* Consigne
Réécrivez le passage du texte sur le VIH compris entre "Une récente étude" et "cible thérapeutique intéressante.", inclus, en remplaçant "macrophages" par "monocytes".

Comment le VIH perturbe-t-il l’activité des macrophages

Le virus du Sida (VIH‑1) détournerait-il une partie de la machinerie cellulaire habituellement actionnée par les macrophages pour combattre les microorganismes pathogènes ? C’est ce que suggèrent les derniers résultats de chercheurs d’une unité Inserm. En creusant cette hypothèse, ils pourraient bien mettre à jour de nouvelles pistes thérapeutiques.

Une récente étude soutenue par l’ANRS apporte de nouveaux éléments sur la façon dont le virus du Sida altère les fonctions habituelles d’une importante catégorie de cellules du système immunitaire : les macrophages. Certains mécanismes indispensables à leur activité sont clairement apparus comme détournés de leurs fonctions habituelles. Si le VIH‑1 les utilise à son profit, les chercheurs disposeraient d’une cible thérapeutique intéressante.

* Extraits de données
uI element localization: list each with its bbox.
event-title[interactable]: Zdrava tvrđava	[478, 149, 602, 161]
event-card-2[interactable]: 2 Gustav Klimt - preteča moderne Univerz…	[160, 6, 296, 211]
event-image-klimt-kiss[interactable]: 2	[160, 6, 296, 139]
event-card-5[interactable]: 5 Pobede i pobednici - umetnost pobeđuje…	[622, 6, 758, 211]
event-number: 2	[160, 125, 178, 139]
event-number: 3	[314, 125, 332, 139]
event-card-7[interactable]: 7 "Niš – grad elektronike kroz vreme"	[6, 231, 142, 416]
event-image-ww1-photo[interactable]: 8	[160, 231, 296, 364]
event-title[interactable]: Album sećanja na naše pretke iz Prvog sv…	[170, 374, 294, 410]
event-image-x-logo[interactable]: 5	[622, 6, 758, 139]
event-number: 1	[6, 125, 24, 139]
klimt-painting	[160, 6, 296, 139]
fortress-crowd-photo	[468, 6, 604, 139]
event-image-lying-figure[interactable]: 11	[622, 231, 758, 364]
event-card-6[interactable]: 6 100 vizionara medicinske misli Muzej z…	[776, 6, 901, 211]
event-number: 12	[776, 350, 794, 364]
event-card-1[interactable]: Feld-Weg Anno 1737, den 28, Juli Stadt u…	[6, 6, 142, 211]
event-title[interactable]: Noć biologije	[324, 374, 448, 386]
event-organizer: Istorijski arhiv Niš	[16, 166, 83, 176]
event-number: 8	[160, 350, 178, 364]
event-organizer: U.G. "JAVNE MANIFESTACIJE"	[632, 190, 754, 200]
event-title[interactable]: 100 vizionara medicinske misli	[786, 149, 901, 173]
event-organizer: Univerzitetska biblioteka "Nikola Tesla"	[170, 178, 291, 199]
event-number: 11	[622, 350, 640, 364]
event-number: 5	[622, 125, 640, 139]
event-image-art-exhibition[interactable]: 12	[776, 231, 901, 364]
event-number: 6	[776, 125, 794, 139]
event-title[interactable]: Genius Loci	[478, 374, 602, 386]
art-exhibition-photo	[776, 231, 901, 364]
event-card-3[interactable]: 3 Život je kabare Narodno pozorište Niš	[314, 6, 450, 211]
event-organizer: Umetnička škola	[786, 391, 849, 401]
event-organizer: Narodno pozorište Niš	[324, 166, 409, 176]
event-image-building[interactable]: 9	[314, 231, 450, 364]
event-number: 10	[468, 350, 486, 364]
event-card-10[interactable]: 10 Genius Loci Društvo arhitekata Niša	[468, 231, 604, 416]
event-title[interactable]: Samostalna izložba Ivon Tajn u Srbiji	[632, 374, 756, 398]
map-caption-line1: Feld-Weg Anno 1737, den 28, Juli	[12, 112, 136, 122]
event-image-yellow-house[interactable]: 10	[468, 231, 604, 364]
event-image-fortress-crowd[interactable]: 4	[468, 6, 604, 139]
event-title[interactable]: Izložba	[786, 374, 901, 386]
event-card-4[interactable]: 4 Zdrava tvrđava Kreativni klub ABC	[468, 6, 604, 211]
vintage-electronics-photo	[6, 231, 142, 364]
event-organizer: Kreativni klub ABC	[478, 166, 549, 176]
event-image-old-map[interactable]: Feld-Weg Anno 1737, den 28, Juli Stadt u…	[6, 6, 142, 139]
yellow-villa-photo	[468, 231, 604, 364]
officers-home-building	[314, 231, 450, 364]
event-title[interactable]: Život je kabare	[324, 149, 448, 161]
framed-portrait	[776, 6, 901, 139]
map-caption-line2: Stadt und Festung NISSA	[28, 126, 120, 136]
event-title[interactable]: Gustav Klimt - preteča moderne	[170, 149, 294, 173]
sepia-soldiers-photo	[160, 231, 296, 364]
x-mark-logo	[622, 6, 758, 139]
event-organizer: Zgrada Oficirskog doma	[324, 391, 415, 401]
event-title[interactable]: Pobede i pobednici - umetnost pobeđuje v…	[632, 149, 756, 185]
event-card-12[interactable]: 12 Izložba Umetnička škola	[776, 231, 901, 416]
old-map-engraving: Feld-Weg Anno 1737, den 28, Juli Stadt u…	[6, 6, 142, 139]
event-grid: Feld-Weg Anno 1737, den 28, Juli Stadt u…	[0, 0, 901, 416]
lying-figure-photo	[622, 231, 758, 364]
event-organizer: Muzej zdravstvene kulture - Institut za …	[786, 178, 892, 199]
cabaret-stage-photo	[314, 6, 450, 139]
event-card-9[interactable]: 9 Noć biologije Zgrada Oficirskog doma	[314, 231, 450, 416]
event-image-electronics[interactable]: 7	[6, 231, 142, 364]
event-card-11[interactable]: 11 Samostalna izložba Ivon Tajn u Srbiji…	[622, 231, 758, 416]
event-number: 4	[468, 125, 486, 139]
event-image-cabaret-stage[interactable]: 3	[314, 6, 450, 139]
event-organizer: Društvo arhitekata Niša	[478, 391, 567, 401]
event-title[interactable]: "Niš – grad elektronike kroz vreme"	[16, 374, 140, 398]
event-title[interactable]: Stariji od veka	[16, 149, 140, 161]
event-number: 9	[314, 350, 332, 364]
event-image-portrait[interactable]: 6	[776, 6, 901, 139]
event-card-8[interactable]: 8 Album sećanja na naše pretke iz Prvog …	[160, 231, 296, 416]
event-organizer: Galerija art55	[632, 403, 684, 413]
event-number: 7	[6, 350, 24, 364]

* Exercice corrigé
Une récente étude soutenue par l’ANRS apporte de nouveaux éléments sur la façon dont le virus du Sida altère les fonctions habituelles d’une importante catégorie de cellules du système immunitaire : les monocytes. Certains mécanismes indispensables à leur activité sont clairement apparus comme détournés de leurs fonctions habituelles. Si le VIH‑1 les utilise à son profit, les chercheurs disposeraient d’une cible thérapeutique intéressante.